Set down exactly the lines running from the line with "OCR this image." to the end of the listing below, both ends included.

-- ENTRIES start --

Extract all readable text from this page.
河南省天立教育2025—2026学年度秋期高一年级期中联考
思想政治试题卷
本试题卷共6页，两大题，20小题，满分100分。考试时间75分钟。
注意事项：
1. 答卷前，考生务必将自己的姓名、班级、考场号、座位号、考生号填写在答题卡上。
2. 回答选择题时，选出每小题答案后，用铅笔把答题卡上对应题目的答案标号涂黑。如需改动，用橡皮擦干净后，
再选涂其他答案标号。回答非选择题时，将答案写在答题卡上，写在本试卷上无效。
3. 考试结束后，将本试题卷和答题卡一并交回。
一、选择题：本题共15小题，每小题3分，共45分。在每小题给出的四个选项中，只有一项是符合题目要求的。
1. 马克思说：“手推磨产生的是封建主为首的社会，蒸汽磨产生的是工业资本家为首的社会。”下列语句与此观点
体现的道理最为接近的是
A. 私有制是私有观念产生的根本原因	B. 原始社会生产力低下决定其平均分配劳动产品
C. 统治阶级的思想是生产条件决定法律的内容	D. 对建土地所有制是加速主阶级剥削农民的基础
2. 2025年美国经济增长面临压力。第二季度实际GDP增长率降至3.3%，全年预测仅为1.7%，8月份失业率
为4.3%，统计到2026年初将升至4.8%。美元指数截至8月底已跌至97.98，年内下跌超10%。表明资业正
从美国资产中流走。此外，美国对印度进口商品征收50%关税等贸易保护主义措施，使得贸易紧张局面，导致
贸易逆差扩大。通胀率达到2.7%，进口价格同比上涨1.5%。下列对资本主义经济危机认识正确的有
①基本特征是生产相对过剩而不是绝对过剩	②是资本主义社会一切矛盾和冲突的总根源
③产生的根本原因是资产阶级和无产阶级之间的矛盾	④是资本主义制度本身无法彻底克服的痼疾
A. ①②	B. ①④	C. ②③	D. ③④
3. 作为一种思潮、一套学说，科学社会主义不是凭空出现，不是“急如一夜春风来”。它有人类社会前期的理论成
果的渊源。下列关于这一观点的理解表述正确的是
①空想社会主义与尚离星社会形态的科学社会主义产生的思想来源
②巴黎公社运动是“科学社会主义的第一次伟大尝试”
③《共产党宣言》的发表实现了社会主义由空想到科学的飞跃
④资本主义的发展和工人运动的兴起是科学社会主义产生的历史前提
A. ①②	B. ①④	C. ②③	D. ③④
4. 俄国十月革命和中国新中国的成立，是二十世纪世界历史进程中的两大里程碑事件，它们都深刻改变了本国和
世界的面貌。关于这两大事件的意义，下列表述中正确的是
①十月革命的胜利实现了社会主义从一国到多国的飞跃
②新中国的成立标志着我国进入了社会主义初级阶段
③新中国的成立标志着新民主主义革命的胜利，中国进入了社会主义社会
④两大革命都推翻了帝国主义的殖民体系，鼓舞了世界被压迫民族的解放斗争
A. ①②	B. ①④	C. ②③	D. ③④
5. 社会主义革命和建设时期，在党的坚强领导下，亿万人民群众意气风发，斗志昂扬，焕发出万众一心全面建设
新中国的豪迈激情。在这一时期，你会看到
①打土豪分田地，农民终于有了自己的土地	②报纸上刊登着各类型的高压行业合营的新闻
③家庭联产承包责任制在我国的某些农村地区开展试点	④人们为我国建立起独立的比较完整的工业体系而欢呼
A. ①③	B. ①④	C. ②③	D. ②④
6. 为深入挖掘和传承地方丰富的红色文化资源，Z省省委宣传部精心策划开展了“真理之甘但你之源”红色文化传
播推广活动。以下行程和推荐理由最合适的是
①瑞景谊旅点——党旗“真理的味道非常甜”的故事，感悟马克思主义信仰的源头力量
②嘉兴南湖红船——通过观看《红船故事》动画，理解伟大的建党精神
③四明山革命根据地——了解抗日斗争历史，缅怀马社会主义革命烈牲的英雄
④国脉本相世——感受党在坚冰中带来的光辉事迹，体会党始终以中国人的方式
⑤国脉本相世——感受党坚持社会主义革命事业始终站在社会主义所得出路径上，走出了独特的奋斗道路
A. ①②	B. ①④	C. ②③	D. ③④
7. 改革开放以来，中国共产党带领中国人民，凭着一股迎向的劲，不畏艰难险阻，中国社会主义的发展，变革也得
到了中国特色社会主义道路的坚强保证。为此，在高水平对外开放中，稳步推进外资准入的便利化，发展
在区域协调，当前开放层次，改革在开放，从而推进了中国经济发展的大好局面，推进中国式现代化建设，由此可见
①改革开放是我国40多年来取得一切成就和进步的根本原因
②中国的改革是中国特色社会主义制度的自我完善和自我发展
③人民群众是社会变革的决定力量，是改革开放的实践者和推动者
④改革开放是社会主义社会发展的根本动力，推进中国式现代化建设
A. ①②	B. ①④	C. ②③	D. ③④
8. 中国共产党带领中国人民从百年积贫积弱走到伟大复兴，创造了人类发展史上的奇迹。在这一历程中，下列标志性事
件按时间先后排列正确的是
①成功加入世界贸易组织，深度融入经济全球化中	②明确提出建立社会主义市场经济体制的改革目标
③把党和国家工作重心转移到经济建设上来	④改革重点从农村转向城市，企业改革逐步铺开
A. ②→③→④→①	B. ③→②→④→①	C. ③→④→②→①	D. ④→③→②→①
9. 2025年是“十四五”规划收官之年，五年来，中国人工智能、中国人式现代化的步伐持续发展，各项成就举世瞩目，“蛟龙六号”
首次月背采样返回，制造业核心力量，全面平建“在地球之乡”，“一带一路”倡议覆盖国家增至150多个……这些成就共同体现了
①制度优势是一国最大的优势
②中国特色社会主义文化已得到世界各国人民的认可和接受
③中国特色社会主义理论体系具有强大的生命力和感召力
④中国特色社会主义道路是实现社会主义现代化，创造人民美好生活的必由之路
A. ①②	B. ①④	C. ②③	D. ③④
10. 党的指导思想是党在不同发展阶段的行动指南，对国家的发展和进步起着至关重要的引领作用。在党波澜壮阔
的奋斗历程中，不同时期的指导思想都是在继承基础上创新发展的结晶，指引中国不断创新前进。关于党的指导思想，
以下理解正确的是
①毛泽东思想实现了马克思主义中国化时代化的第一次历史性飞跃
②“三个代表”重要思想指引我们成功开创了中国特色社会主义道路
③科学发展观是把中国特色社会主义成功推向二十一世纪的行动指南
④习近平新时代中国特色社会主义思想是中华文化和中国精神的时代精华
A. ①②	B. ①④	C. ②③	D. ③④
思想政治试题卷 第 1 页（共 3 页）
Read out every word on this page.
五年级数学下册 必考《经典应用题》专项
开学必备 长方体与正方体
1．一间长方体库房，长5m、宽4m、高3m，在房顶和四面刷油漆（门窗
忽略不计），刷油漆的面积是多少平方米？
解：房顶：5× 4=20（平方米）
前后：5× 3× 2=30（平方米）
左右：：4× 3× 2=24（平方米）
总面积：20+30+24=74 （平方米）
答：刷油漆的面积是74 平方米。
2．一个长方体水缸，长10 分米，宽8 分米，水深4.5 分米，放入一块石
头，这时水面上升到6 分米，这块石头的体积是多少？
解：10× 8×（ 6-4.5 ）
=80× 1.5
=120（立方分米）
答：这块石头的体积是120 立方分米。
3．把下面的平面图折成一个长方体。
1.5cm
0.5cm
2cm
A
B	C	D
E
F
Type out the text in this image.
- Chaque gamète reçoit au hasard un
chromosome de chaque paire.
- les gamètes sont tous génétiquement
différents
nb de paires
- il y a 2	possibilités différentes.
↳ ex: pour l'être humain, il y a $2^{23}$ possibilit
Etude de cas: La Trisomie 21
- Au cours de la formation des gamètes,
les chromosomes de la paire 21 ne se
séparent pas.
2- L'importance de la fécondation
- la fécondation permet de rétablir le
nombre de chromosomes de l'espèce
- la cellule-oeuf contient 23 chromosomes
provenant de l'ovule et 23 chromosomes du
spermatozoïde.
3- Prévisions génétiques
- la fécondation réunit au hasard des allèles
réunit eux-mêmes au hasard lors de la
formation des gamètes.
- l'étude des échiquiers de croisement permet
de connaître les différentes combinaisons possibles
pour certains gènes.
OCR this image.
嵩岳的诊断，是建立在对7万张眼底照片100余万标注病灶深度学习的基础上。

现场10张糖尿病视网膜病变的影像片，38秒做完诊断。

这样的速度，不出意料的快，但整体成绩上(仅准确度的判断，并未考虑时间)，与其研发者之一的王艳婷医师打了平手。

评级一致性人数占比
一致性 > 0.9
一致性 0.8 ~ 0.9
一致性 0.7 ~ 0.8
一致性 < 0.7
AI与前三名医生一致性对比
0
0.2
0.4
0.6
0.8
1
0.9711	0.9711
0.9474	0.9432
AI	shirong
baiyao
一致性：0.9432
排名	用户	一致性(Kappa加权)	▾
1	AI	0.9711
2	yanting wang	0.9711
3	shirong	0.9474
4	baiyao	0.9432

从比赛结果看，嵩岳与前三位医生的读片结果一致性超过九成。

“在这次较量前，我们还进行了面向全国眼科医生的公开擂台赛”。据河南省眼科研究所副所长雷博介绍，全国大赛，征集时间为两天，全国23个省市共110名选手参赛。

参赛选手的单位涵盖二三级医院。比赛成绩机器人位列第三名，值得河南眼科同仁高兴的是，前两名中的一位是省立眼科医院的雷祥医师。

-- ENTRIES end --

> [EXERCISE SOLUTION]
OCR this image.
嵩岳的诊断，是建立在对7万张眼底照片100余万标注病灶深度学习的基础上。

现场10张糖尿病视网膜病变的影像片，38秒做完诊断。

这样的速度，不出意料的快，但整体成绩上(仅准确度的判断，并未考虑时间)，与其研发者之一的王艳婷医师打了平手。

评级一致性人数占比
一致性 > 0.9
一致性 0.8 ~ 0.9
一致性 0.7 ~ 0.8
一致性 < 0.7
AI与前三名医生一致性对比
0
0.2
0.4
0.6
0.8
1
0.9711	0.9711
0.9474	0.9432
AI	shirong
baiyao
一致性：0.9432
排名	用户	一致性(Kappa加权)	▾
1	AI	0.9711
2	yanting wang	0.9711
3	shirong	0.9474
4	baiyao	0.9432

从比赛结果看，嵩岳与前三位医生的读片结果一致性超过九成。

“在这次较量前，我们还进行了面向全国眼科医生的公开擂台赛”。据河南省眼科研究所副所长雷博介绍，全国大赛，征集时间为两天，全国23个省市共110名选手参赛。

参赛选手的单位涵盖二三级医院。比赛成绩机器人位列第三名，值得河南眼科同仁高兴的是，前两名中的一位是省立眼科医院的雷祥医师。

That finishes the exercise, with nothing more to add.